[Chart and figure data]
★ ★ ★ ★ ★ ★ ★

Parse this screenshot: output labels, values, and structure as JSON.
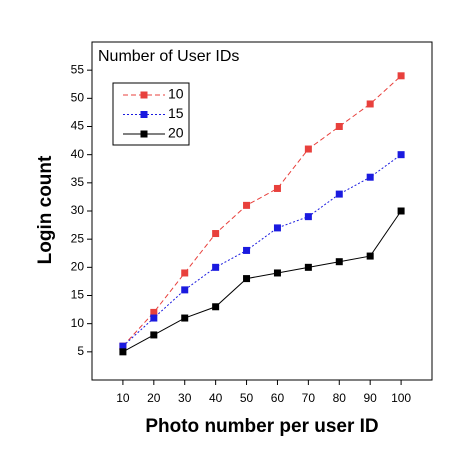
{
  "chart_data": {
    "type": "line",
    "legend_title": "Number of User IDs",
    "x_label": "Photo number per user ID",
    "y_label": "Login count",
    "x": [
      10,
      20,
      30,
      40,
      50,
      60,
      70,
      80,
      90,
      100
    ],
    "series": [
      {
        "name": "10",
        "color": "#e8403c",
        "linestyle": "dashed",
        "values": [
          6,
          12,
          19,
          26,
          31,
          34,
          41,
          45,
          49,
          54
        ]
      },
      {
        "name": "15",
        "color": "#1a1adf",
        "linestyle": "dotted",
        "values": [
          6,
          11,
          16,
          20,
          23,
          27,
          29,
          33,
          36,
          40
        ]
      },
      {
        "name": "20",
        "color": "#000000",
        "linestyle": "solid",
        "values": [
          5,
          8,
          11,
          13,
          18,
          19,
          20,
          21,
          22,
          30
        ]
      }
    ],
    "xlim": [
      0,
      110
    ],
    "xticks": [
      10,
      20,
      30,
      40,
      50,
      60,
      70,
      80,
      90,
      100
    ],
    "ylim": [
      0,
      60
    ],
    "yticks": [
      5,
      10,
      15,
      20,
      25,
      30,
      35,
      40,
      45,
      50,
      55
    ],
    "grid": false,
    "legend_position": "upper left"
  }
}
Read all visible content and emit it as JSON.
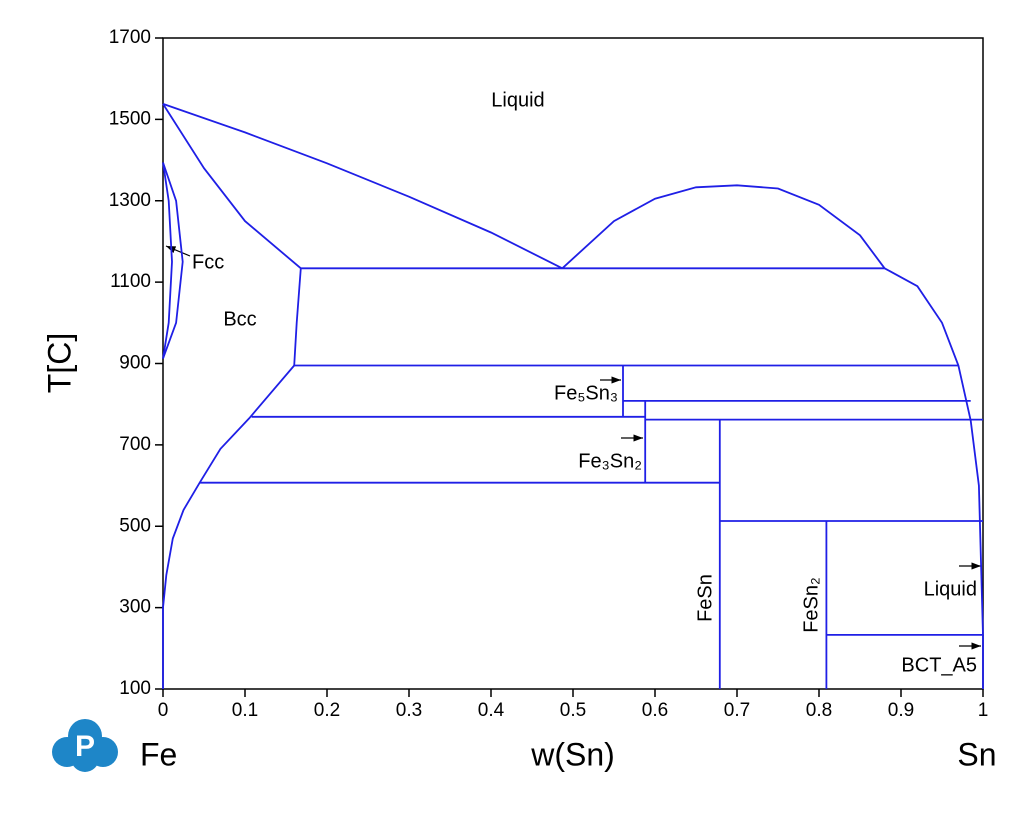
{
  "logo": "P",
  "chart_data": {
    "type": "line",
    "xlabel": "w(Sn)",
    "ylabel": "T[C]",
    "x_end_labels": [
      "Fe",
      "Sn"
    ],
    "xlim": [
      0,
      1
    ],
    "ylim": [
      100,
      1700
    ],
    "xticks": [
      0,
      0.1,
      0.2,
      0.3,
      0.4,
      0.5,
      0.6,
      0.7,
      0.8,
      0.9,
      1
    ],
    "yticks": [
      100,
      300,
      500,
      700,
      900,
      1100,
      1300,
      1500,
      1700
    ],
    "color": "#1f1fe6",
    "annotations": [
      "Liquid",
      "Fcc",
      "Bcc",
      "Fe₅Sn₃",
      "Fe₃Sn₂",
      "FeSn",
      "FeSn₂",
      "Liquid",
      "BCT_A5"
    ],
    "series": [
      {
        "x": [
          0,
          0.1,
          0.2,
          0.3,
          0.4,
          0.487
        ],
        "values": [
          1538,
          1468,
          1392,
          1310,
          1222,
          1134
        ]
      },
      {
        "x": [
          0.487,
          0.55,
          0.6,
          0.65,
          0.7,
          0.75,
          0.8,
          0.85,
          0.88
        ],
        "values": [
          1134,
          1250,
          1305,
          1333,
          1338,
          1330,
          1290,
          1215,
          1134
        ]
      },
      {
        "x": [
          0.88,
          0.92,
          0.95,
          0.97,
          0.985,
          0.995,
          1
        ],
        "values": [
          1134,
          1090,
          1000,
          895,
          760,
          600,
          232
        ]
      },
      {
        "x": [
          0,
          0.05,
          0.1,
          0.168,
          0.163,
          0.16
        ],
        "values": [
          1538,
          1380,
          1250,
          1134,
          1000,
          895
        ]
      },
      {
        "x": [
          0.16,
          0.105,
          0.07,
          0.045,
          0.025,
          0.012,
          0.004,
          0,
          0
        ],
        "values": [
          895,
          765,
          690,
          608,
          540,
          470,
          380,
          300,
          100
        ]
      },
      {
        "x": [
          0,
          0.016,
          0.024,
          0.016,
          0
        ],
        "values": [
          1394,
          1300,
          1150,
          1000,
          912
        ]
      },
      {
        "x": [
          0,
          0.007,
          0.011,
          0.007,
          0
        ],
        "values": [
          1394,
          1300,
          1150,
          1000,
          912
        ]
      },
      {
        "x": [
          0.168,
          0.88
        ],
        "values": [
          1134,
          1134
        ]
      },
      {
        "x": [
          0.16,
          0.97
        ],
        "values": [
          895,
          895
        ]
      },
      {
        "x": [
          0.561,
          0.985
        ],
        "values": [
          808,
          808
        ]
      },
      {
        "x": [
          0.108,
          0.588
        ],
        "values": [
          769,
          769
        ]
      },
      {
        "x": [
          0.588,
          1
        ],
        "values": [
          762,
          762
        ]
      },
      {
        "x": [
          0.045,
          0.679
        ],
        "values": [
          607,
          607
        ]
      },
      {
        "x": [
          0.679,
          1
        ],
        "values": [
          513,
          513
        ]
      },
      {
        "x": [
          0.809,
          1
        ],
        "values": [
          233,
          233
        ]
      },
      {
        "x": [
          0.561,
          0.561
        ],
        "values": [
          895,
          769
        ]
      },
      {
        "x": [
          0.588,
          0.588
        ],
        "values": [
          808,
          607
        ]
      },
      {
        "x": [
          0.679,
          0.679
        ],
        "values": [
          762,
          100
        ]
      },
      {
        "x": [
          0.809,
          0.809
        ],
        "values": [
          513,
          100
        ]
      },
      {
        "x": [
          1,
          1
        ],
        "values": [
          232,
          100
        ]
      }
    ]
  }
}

★ ★ ★ ★ ★ ★ ★

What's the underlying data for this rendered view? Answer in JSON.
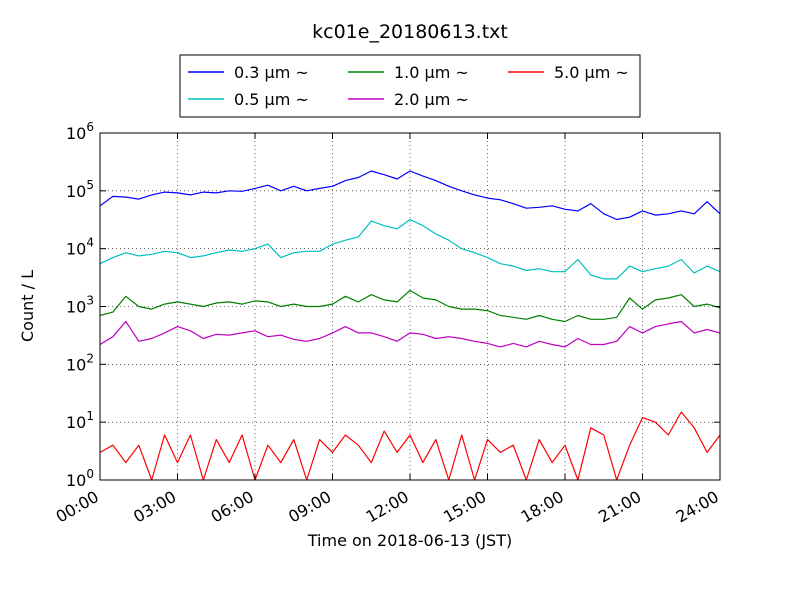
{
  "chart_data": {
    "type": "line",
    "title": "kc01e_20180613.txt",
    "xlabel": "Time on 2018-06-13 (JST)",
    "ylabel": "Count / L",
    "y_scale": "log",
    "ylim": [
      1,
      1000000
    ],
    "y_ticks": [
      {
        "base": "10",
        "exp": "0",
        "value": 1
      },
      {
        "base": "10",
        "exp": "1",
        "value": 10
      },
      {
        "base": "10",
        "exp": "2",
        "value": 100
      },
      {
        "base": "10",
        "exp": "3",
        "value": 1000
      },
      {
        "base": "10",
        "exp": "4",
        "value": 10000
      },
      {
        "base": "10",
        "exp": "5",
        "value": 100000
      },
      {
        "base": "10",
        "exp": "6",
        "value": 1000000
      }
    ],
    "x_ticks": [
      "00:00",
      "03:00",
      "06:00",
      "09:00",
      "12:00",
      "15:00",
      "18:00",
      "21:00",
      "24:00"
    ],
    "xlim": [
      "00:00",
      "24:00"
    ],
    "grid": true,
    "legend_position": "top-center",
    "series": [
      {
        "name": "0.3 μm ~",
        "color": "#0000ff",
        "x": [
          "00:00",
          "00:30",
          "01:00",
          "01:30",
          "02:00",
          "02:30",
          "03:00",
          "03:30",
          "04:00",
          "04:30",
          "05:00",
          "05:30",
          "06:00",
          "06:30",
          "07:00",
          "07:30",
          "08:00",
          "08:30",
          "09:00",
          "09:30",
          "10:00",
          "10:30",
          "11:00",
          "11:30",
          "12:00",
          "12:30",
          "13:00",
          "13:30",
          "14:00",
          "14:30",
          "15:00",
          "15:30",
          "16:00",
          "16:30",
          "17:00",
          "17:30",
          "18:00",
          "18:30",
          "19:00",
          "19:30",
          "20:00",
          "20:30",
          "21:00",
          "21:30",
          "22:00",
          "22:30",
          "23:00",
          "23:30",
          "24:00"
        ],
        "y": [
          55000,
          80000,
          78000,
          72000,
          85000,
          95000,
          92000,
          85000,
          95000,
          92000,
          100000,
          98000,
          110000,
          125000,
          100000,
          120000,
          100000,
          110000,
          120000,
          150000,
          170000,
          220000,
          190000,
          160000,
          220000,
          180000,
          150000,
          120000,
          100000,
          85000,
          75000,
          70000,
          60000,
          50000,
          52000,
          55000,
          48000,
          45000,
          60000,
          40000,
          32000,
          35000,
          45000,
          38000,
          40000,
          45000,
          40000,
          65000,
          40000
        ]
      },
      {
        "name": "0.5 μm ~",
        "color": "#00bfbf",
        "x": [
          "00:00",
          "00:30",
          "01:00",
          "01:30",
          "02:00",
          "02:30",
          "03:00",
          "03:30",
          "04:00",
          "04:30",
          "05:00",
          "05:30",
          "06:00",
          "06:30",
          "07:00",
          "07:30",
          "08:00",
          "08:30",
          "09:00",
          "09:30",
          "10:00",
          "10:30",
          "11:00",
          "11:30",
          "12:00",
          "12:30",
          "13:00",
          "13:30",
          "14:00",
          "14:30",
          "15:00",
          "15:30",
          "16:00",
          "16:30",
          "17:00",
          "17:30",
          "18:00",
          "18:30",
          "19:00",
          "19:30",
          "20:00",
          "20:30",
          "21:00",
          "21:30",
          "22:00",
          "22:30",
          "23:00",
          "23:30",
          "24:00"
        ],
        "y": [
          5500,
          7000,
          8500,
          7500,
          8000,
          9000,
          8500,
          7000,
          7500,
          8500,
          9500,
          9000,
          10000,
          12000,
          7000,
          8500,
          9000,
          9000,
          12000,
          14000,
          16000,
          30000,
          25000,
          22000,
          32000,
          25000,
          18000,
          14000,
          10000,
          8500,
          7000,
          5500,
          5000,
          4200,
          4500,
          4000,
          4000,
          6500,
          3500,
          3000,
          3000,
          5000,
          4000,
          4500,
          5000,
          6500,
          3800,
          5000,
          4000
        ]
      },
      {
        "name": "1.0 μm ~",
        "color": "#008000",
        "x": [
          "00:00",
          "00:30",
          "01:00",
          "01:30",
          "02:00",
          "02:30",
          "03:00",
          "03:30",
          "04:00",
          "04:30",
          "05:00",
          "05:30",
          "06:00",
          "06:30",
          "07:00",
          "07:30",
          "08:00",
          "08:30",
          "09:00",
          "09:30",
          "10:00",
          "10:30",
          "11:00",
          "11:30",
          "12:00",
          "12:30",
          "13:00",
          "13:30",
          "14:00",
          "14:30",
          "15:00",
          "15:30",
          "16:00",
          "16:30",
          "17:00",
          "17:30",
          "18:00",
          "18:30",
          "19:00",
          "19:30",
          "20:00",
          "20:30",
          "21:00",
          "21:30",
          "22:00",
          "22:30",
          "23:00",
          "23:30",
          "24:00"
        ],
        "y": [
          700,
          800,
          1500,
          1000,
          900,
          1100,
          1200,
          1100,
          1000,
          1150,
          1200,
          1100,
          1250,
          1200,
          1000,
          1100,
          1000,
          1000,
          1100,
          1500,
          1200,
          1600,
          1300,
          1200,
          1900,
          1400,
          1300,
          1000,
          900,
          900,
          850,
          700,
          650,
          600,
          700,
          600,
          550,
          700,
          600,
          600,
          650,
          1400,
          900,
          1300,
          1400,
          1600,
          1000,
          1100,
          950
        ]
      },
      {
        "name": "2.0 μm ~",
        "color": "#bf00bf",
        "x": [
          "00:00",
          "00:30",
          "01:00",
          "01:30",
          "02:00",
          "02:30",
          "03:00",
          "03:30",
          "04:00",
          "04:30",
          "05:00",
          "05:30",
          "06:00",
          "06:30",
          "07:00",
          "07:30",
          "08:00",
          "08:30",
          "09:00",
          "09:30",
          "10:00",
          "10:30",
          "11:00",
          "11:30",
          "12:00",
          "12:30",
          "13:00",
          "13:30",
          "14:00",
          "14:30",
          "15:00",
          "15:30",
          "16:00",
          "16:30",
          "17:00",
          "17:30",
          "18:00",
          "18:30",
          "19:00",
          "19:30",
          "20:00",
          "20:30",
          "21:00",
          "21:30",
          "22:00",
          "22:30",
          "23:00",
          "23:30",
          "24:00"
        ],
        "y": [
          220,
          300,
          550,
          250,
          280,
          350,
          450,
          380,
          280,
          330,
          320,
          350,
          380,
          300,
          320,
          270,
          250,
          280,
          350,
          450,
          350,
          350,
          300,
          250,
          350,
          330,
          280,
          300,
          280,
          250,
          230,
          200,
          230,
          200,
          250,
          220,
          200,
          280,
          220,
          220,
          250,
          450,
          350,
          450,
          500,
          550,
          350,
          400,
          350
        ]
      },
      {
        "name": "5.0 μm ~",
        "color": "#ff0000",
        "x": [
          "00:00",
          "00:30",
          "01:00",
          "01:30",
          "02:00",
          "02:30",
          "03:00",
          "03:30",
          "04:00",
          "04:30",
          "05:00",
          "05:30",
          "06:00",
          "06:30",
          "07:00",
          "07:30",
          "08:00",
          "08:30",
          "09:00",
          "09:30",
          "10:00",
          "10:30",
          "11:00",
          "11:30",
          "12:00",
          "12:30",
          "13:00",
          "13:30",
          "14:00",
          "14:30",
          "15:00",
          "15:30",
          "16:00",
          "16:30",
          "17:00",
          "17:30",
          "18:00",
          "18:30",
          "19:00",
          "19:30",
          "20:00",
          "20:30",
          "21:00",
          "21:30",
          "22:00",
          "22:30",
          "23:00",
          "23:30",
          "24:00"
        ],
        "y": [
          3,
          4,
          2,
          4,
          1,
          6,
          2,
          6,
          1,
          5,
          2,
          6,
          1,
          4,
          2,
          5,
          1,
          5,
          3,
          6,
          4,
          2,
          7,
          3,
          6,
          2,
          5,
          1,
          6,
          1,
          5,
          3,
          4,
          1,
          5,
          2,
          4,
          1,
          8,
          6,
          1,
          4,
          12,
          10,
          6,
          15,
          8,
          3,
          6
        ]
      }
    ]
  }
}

★ ★ ★ ★ ★ ★ ★

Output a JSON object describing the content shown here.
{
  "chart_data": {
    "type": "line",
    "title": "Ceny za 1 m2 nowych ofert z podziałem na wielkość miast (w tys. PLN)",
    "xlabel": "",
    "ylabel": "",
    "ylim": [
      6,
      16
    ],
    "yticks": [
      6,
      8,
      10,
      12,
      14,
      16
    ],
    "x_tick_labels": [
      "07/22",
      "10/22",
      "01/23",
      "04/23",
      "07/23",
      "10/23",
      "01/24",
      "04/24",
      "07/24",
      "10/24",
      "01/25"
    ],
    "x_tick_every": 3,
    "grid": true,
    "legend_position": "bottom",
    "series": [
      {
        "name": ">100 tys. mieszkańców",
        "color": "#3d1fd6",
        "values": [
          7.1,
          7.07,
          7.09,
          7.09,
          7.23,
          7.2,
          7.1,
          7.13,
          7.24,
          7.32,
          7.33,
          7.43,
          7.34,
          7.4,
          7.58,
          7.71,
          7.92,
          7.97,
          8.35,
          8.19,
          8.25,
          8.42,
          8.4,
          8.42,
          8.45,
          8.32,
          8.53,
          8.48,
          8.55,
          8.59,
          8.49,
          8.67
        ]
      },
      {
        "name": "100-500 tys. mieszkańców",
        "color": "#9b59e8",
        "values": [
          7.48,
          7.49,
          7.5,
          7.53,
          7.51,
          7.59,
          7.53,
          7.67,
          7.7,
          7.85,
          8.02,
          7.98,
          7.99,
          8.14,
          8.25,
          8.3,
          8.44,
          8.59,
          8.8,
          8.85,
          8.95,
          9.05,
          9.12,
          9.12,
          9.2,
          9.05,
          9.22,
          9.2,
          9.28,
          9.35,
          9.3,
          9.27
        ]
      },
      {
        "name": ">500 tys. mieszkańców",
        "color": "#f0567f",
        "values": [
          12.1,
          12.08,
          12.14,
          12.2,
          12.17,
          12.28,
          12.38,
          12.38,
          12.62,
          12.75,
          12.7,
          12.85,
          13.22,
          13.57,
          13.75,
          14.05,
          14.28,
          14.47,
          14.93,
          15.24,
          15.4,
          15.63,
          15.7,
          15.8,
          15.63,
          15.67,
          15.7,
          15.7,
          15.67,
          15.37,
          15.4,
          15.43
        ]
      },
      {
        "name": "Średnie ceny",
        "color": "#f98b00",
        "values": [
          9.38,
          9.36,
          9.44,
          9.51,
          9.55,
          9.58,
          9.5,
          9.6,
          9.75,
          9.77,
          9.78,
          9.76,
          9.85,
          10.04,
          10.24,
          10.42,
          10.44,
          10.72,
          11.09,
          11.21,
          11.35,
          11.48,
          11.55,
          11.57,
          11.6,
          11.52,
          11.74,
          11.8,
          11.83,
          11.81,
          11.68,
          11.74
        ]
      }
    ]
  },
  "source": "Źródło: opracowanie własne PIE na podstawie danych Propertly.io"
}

★ ★ ★ ★ ★ ★ ★

__Work to complete__: List all lines above in which the string "linestyle" appears.

__Solution for this task__:
        "linestyle": "dashed",
        "linestyle": "dotted",
        "linestyle": "solid",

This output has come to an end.